# start of DATASET EXTRACT

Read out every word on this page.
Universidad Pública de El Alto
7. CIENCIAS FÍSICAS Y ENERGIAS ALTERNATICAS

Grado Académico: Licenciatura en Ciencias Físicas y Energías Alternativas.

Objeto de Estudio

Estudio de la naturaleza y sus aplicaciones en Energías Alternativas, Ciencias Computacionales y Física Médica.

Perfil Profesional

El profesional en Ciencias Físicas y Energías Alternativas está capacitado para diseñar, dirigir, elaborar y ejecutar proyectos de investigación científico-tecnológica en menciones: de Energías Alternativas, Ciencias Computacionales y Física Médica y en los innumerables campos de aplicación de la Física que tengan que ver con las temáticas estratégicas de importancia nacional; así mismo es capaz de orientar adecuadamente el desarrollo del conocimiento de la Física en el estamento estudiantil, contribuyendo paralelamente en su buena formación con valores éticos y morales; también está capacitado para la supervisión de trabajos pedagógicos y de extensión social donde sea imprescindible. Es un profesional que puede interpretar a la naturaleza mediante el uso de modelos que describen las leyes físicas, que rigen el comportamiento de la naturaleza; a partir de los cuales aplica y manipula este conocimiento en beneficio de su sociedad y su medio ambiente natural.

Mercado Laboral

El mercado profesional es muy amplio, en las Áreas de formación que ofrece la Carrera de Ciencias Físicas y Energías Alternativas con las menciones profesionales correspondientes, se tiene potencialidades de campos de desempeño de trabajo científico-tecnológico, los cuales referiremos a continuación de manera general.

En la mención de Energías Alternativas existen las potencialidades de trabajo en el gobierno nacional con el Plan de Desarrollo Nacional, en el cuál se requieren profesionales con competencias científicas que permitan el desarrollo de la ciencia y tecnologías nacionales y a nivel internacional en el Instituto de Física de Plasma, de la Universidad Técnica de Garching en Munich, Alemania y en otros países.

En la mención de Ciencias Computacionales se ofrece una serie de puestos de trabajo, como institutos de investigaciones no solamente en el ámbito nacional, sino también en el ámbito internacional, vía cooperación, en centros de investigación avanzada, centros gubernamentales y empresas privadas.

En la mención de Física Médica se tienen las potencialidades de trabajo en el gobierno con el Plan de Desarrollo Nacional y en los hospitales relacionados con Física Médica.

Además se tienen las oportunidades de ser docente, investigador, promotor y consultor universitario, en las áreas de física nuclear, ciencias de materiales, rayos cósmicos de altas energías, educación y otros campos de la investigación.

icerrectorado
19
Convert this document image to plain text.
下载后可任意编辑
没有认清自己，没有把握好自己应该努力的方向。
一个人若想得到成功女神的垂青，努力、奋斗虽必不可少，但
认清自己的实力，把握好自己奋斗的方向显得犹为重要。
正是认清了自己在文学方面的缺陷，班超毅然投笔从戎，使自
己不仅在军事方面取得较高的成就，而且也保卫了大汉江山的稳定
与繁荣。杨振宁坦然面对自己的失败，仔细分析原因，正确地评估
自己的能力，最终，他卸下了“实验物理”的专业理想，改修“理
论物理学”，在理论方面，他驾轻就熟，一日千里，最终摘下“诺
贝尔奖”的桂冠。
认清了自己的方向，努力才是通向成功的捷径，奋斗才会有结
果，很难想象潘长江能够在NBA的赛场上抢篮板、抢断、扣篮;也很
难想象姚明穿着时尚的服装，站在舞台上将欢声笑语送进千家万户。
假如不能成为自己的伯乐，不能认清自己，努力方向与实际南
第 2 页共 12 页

# end of DATASET EXTRACT

**WHAT YOU SHOULD DO**
Return exactly, and only, the line containing "Convert this document image to plain text." and every line after it through the end of the material.

**FULL OUTPUT**
Convert this document image to plain text.
下载后可任意编辑
没有认清自己，没有把握好自己应该努力的方向。
一个人若想得到成功女神的垂青，努力、奋斗虽必不可少，但
认清自己的实力，把握好自己奋斗的方向显得犹为重要。
正是认清了自己在文学方面的缺陷，班超毅然投笔从戎，使自
己不仅在军事方面取得较高的成就，而且也保卫了大汉江山的稳定
与繁荣。杨振宁坦然面对自己的失败，仔细分析原因，正确地评估
自己的能力，最终，他卸下了“实验物理”的专业理想，改修“理
论物理学”，在理论方面，他驾轻就熟，一日千里，最终摘下“诺
贝尔奖”的桂冠。
认清了自己的方向，努力才是通向成功的捷径，奋斗才会有结
果，很难想象潘长江能够在NBA的赛场上抢篮板、抢断、扣篮;也很
难想象姚明穿着时尚的服装，站在舞台上将欢声笑语送进千家万户。
假如不能成为自己的伯乐，不能认清自己，努力方向与实际南
第 2 页共 12 页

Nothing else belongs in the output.